§ **Stored records**:
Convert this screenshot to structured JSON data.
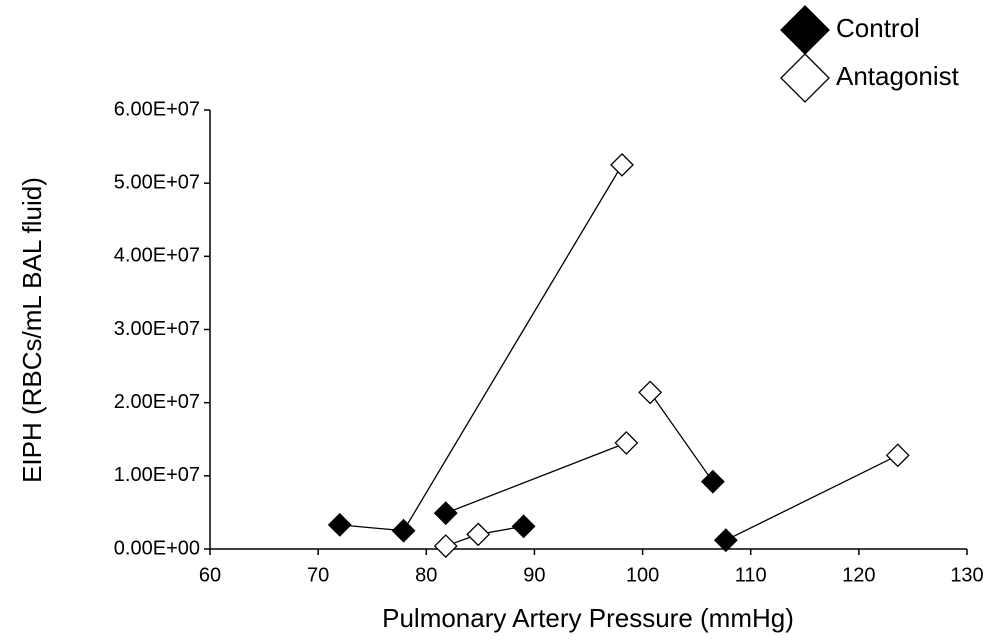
{
  "chart_data": {
    "type": "scatter",
    "x_label": "Pulmonary Artery Pressure (mmHg)",
    "y_label": "EIPH (RBCs/mL BAL fluid)",
    "xlim": [
      60,
      130
    ],
    "xticks": [
      60,
      70,
      80,
      90,
      100,
      110,
      120,
      130
    ],
    "ylim": [
      0,
      60000000
    ],
    "yticks": [
      {
        "value": 0,
        "label": "0.00E+00"
      },
      {
        "value": 10000000,
        "label": "1.00E+07"
      },
      {
        "value": 20000000,
        "label": "2.00E+07"
      },
      {
        "value": 30000000,
        "label": "3.00E+07"
      },
      {
        "value": 40000000,
        "label": "4.00E+07"
      },
      {
        "value": 50000000,
        "label": "5.00E+07"
      },
      {
        "value": 60000000,
        "label": "6.00E+07"
      }
    ],
    "legend": "top-right",
    "series": [
      {
        "name": "Control",
        "color": "#000000",
        "filled": true,
        "x": [
          72.0,
          77.9,
          81.8,
          89.0,
          106.5,
          107.7
        ],
        "values": [
          3300000,
          2500000,
          4900000,
          3100000,
          9200000,
          1200000
        ]
      },
      {
        "name": "Antagonist",
        "color": "#000000",
        "filled": false,
        "x": [
          98.1,
          98.5,
          100.7,
          81.8,
          84.8,
          123.6
        ],
        "values": [
          52500000,
          14500000,
          21400000,
          400000,
          2000000,
          12800000
        ]
      }
    ]
  }
}
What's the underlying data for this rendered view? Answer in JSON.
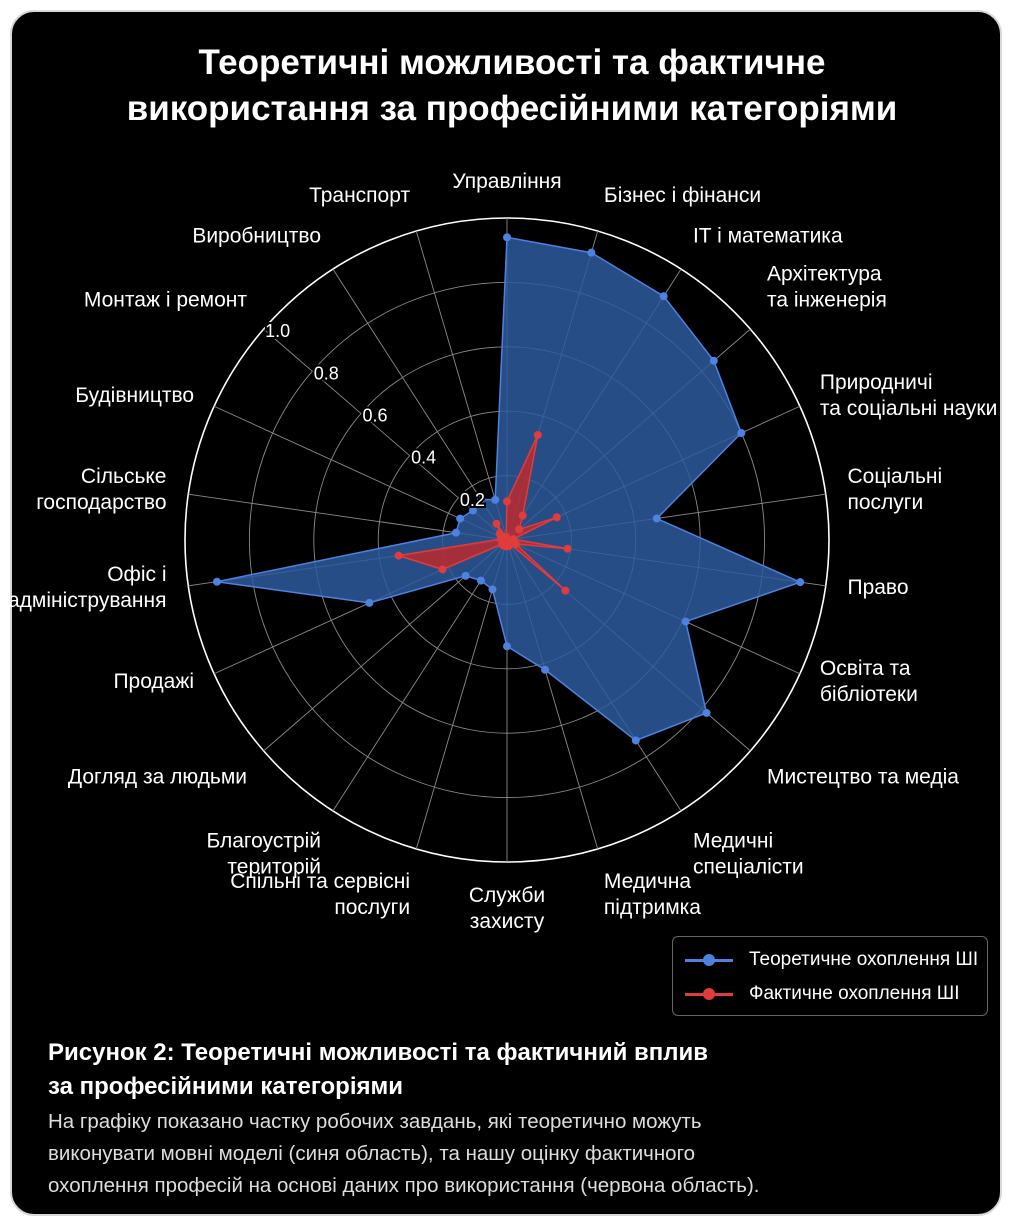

§ **EXERCISE DIRECTIONS**: Write every entry out again exactly, dropping the pictures.

§ **CORRECT RESULT**:
Convert this screenshot to structured JSON data.
{
  "chart_data": {
    "type": "scatter",
    "x_label": "Pulmonary Artery Pressure (mmHg)",
    "y_label": "EIPH (RBCs/mL BAL fluid)",
    "xlim": [
      60,
      130
    ],
    "xticks": [
      60,
      70,
      80,
      90,
      100,
      110,
      120,
      130
    ],
    "ylim": [
      0,
      60000000
    ],
    "yticks": [
      {
        "value": 0,
        "label": "0.00E+00"
      },
      {
        "value": 10000000,
        "label": "1.00E+07"
      },
      {
        "value": 20000000,
        "label": "2.00E+07"
      },
      {
        "value": 30000000,
        "label": "3.00E+07"
      },
      {
        "value": 40000000,
        "label": "4.00E+07"
      },
      {
        "value": 50000000,
        "label": "5.00E+07"
      },
      {
        "value": 60000000,
        "label": "6.00E+07"
      }
    ],
    "legend": "top-right",
    "series": [
      {
        "name": "Control",
        "color": "#000000",
        "filled": true,
        "x": [
          72.0,
          77.9,
          81.8,
          89.0,
          106.5,
          107.7
        ],
        "values": [
          3300000,
          2500000,
          4900000,
          3100000,
          9200000,
          1200000
        ]
      },
      {
        "name": "Antagonist",
        "color": "#000000",
        "filled": false,
        "x": [
          98.1,
          98.5,
          100.7,
          81.8,
          84.8,
          123.6
        ],
        "values": [
          52500000,
          14500000,
          21400000,
          400000,
          2000000,
          12800000
        ]
      }
    ]
  }
}
What's the underlying data for this rendered view? Answer in JSON.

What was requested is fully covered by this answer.